Every entry that follows should be repeated exactly; drop the images.

-- Begin ROWS --

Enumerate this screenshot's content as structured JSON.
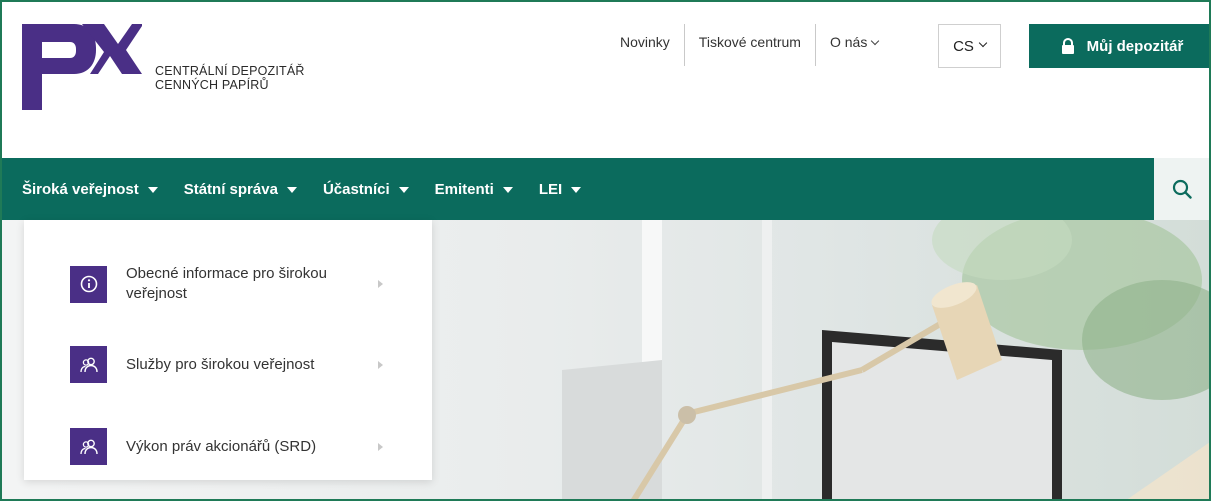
{
  "brand": {
    "line1": "CENTRÁLNÍ DEPOZITÁŘ",
    "line2": "CENNÝCH PAPÍRŮ",
    "logo_color": "#4a2f86"
  },
  "top_links": [
    {
      "label": "Novinky"
    },
    {
      "label": "Tiskové centrum"
    },
    {
      "label": "O nás"
    }
  ],
  "language": "CS",
  "depository_button": {
    "label": "Můj depozitář",
    "icon": "lock-icon"
  },
  "nav": {
    "items": [
      {
        "label": "Široká veřejnost"
      },
      {
        "label": "Státní správa"
      },
      {
        "label": "Účastníci"
      },
      {
        "label": "Emitenti"
      },
      {
        "label": "LEI"
      }
    ],
    "search_icon": "search-icon"
  },
  "dropdown": {
    "items": [
      {
        "label": "Obecné informace pro širokou veřejnost",
        "icon": "info-icon"
      },
      {
        "label": "Služby pro širokou veřejnost",
        "icon": "people-icon"
      },
      {
        "label": "Výkon práv akcionářů (SRD)",
        "icon": "people-icon"
      }
    ]
  },
  "colors": {
    "primary_green": "#0b6b5d",
    "frame_green": "#1f7a57",
    "icon_purple": "#4a2f86"
  }
}
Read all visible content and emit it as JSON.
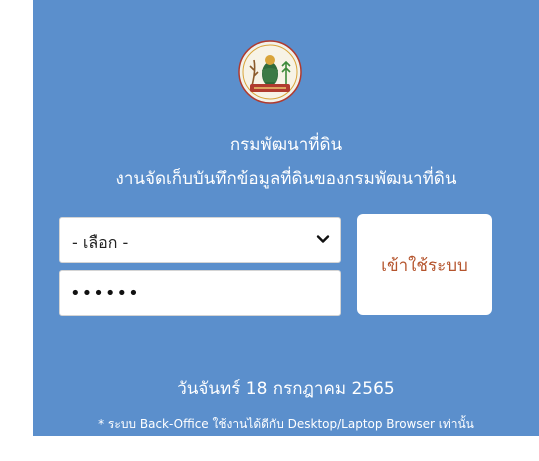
{
  "header": {
    "logo_icon": "land-development-department-seal",
    "org_name": "กรมพัฒนาที่ดิน",
    "subtitle": "งานจัดเก็บบันทึกข้อมูลที่ดินของกรมพัฒนาที่ดิน"
  },
  "form": {
    "select_value": "- เลือก -",
    "password_value": "••••••",
    "login_label": "เข้าใช้ระบบ"
  },
  "footer": {
    "date": "วันจันทร์ 18 กรกฎาคม 2565",
    "note": "* ระบบ Back-Office ใช้งานได้ดีกับ Desktop/Laptop Browser เท่านั้น"
  },
  "colors": {
    "panel_bg": "#5b8fcc",
    "button_text": "#b5552e"
  }
}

-- End ROWS --

= OUTPUT FOR THIS EXERCISE =
Enumerate this screenshot's content as structured JSON.
{
  "brand": {
    "line1": "CENTRÁLNÍ DEPOZITÁŘ",
    "line2": "CENNÝCH PAPÍRŮ",
    "logo_color": "#4a2f86"
  },
  "top_links": [
    {
      "label": "Novinky"
    },
    {
      "label": "Tiskové centrum"
    },
    {
      "label": "O nás"
    }
  ],
  "language": "CS",
  "depository_button": {
    "label": "Můj depozitář",
    "icon": "lock-icon"
  },
  "nav": {
    "items": [
      {
        "label": "Široká veřejnost"
      },
      {
        "label": "Státní správa"
      },
      {
        "label": "Účastníci"
      },
      {
        "label": "Emitenti"
      },
      {
        "label": "LEI"
      }
    ],
    "search_icon": "search-icon"
  },
  "dropdown": {
    "items": [
      {
        "label": "Obecné informace pro širokou veřejnost",
        "icon": "info-icon"
      },
      {
        "label": "Služby pro širokou veřejnost",
        "icon": "people-icon"
      },
      {
        "label": "Výkon práv akcionářů (SRD)",
        "icon": "people-icon"
      }
    ]
  },
  "colors": {
    "primary_green": "#0b6b5d",
    "frame_green": "#1f7a57",
    "icon_purple": "#4a2f86"
  }
}
Read all visible content and emit it as JSON.
{
  "header": {
    "logo_icon": "land-development-department-seal",
    "org_name": "กรมพัฒนาที่ดิน",
    "subtitle": "งานจัดเก็บบันทึกข้อมูลที่ดินของกรมพัฒนาที่ดิน"
  },
  "form": {
    "select_value": "- เลือก -",
    "password_value": "••••••",
    "login_label": "เข้าใช้ระบบ"
  },
  "footer": {
    "date": "วันจันทร์ 18 กรกฎาคม 2565",
    "note": "* ระบบ Back-Office ใช้งานได้ดีกับ Desktop/Laptop Browser เท่านั้น"
  },
  "colors": {
    "panel_bg": "#5b8fcc",
    "button_text": "#b5552e"
  }
}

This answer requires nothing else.